• _Set problem_
Determine the number of lines containing the word "table", and state that figure alone.

Some records
** BEGIN **

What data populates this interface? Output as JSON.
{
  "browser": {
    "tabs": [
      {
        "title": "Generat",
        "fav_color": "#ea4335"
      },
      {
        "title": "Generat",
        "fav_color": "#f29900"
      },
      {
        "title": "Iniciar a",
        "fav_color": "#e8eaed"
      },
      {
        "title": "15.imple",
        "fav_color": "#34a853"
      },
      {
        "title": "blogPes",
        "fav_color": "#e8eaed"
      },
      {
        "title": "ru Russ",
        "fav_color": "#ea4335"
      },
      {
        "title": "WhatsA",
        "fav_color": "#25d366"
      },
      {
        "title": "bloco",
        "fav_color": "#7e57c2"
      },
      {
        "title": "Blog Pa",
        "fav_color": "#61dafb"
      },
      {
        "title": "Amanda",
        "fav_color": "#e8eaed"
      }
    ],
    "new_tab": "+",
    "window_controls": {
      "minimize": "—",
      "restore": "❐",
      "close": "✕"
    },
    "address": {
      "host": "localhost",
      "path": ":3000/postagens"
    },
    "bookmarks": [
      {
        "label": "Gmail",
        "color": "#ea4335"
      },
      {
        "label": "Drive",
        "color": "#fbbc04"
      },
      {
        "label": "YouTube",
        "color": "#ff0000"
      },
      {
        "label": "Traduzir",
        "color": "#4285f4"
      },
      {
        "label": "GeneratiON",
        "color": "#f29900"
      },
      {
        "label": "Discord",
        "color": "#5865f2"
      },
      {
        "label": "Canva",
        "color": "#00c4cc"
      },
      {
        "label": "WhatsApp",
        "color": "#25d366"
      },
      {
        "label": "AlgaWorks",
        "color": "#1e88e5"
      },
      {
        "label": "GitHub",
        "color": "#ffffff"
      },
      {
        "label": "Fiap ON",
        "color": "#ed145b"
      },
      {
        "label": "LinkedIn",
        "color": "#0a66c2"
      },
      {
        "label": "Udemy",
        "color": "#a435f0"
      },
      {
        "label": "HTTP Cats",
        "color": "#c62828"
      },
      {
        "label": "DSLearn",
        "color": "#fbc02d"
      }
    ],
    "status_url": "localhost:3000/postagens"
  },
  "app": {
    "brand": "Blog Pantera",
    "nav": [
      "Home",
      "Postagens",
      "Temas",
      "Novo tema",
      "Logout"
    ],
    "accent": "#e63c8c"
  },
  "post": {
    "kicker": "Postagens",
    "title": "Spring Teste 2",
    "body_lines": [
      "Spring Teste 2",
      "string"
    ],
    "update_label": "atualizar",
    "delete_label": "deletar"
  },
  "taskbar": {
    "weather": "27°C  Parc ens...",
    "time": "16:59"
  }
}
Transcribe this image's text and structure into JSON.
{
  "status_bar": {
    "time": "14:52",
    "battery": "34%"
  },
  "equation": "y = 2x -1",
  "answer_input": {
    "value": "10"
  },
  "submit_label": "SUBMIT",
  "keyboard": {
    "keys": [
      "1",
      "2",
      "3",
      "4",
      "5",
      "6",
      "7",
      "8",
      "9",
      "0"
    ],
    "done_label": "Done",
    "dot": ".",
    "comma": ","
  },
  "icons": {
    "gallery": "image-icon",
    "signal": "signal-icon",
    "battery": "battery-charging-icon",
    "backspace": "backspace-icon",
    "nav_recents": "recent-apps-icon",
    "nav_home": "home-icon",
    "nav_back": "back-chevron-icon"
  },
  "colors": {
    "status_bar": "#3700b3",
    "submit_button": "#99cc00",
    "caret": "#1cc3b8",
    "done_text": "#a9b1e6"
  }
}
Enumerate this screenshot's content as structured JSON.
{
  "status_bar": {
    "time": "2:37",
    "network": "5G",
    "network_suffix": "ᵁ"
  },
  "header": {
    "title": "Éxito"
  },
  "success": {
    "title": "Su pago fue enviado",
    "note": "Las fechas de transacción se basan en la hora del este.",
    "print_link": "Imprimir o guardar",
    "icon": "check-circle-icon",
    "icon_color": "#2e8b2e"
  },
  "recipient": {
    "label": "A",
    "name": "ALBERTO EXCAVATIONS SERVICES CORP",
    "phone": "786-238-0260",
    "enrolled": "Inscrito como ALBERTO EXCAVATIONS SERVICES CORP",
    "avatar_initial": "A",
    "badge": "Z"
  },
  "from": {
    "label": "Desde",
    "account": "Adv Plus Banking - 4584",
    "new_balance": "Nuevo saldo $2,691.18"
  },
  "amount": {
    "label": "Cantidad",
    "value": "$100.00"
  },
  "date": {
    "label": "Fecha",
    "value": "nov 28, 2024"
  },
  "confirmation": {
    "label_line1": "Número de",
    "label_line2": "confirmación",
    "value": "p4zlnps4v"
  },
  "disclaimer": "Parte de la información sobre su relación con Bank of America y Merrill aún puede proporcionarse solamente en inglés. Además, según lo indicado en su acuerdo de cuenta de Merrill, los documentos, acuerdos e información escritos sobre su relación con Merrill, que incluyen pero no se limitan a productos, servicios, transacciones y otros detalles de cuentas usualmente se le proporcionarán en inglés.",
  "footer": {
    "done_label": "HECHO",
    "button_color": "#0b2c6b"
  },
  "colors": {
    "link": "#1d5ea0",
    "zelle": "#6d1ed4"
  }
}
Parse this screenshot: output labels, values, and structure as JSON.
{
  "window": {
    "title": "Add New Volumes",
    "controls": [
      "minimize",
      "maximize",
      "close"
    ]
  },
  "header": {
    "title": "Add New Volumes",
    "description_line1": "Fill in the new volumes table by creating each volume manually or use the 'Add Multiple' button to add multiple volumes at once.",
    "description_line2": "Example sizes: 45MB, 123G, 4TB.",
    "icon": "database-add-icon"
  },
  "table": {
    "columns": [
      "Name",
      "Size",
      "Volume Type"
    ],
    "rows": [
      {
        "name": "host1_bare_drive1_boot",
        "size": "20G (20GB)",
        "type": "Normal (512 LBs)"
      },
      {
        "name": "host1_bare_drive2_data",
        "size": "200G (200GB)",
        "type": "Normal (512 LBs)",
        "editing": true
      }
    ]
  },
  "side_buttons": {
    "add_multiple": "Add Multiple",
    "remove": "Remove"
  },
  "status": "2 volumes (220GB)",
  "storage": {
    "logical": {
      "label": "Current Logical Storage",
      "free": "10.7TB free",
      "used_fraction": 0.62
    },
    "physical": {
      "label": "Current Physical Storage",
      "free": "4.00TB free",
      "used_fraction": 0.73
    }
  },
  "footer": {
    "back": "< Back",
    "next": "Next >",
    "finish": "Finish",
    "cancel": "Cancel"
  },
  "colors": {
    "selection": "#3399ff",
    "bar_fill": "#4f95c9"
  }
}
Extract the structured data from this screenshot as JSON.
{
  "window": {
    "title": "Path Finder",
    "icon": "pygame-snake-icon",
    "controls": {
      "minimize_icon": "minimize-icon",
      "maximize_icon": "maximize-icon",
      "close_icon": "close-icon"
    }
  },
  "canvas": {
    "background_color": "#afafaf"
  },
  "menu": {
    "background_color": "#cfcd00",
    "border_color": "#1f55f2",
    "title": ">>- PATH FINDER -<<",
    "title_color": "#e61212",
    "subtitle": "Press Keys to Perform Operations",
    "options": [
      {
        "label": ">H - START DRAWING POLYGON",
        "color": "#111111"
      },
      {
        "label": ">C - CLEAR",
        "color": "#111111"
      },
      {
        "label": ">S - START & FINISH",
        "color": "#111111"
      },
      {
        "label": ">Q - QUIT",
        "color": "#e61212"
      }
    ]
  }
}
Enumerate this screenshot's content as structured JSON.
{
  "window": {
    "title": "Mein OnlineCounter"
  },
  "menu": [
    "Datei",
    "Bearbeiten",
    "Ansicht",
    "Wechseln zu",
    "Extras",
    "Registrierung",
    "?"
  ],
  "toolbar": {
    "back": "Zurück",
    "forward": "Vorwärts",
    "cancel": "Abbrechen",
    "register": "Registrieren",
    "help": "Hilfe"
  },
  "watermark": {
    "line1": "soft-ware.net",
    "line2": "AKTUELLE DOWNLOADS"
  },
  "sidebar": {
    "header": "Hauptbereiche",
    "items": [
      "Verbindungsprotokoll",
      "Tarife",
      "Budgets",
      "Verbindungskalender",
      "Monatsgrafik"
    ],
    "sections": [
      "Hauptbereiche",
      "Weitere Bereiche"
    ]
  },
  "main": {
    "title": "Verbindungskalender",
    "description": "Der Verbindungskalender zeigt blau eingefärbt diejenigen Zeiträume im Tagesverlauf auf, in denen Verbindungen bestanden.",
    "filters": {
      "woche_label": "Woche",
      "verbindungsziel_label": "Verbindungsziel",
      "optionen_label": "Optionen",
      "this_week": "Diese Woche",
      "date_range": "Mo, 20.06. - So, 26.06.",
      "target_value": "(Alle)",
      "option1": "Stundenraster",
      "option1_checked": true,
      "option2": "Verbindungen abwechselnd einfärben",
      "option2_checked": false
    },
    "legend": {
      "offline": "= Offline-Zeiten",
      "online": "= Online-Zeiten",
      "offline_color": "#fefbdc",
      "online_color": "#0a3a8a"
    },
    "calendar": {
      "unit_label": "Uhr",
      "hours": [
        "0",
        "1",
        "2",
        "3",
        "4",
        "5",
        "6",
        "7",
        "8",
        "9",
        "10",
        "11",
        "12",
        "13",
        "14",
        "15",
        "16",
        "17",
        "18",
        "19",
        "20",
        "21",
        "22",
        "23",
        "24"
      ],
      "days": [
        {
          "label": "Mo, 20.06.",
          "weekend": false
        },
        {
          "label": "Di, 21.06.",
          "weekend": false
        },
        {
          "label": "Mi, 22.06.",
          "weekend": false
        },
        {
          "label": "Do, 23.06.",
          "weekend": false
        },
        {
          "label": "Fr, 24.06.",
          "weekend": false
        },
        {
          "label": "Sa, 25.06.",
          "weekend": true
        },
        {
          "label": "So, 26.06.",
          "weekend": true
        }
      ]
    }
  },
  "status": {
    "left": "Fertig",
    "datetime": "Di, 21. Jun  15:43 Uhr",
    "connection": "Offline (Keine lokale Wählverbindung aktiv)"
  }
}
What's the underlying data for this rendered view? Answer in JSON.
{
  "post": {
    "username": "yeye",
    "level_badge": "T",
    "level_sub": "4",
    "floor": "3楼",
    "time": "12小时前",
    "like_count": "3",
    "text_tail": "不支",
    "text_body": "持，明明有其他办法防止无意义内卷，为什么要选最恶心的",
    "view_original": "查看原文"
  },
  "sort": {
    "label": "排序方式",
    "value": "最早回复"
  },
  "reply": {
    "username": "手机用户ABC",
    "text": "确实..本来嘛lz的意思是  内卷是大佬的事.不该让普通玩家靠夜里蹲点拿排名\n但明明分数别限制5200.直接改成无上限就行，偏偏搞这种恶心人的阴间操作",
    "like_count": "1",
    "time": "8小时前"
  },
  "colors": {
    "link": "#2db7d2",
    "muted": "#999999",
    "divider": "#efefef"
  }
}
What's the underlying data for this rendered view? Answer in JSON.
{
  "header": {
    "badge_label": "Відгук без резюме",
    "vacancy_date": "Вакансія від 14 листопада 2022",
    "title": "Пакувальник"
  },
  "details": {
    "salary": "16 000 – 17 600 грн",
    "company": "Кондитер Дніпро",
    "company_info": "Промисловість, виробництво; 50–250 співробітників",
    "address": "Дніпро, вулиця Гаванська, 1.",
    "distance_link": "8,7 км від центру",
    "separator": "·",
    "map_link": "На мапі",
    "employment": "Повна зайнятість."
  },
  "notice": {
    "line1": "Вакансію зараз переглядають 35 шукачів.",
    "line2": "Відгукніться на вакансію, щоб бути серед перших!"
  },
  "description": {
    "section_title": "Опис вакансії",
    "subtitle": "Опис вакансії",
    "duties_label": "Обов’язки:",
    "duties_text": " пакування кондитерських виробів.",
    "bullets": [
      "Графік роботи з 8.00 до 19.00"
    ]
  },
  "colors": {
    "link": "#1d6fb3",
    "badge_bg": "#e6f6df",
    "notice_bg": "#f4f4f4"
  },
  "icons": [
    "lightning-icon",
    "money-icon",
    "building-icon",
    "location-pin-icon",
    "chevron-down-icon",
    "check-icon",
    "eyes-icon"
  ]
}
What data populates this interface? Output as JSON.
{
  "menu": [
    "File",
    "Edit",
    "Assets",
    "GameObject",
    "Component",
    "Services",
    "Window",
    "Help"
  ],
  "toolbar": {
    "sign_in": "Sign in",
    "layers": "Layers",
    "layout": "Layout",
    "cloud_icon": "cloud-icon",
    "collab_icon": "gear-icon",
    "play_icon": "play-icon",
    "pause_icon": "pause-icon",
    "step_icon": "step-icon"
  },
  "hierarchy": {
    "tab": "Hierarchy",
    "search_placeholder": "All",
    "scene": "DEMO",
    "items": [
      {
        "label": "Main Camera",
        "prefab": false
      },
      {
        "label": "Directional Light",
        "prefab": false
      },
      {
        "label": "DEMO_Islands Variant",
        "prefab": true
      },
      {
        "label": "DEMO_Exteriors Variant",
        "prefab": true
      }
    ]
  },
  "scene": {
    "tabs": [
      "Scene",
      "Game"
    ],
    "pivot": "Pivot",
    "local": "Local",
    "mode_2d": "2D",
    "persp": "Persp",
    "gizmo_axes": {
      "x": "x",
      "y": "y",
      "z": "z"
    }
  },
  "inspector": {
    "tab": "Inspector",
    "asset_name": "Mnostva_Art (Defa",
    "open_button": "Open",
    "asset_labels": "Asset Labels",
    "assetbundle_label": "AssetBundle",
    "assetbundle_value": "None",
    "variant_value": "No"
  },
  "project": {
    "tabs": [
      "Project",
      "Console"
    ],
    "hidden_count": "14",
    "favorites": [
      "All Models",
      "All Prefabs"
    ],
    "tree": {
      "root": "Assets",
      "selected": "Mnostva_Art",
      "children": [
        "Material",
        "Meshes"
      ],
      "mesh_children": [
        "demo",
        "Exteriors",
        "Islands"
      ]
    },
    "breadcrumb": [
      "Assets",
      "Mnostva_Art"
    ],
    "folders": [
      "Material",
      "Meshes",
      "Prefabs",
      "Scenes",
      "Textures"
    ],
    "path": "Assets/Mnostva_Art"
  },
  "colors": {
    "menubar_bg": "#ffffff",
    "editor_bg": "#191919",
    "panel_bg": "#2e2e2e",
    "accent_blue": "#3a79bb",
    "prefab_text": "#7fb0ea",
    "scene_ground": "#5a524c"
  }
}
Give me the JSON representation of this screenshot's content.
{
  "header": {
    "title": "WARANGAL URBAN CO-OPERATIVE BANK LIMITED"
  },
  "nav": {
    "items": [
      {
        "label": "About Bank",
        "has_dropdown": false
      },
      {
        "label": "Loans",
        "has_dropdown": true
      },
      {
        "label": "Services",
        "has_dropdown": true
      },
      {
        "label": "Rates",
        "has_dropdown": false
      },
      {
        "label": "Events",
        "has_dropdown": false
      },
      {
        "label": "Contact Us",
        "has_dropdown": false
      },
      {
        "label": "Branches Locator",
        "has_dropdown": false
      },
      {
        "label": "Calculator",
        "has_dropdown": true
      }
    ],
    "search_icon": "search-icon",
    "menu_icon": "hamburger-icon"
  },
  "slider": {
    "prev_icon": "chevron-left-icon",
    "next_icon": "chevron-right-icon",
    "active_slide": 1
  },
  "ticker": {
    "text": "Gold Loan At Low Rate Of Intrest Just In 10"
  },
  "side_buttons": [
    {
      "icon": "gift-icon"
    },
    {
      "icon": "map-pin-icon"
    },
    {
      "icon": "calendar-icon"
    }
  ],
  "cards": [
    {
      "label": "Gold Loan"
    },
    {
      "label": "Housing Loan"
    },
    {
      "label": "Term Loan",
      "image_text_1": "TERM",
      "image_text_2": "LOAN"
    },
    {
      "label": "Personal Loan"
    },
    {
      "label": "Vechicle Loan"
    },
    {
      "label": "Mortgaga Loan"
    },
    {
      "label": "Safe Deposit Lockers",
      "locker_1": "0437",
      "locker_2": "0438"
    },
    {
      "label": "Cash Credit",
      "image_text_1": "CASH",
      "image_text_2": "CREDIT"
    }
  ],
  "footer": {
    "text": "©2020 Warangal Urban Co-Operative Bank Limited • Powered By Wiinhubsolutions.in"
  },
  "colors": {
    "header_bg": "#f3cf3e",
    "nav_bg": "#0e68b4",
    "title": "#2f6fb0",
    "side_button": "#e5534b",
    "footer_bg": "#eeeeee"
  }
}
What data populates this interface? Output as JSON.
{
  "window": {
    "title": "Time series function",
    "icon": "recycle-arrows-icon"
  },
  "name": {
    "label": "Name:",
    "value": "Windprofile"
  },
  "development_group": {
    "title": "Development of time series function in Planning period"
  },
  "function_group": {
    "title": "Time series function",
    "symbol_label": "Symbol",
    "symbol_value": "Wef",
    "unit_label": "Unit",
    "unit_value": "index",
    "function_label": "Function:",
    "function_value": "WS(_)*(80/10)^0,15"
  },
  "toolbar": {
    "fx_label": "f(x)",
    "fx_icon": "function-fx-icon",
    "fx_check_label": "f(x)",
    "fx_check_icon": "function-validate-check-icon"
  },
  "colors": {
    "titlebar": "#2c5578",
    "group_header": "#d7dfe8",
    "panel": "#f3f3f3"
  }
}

** END **

• _Correct answer_
2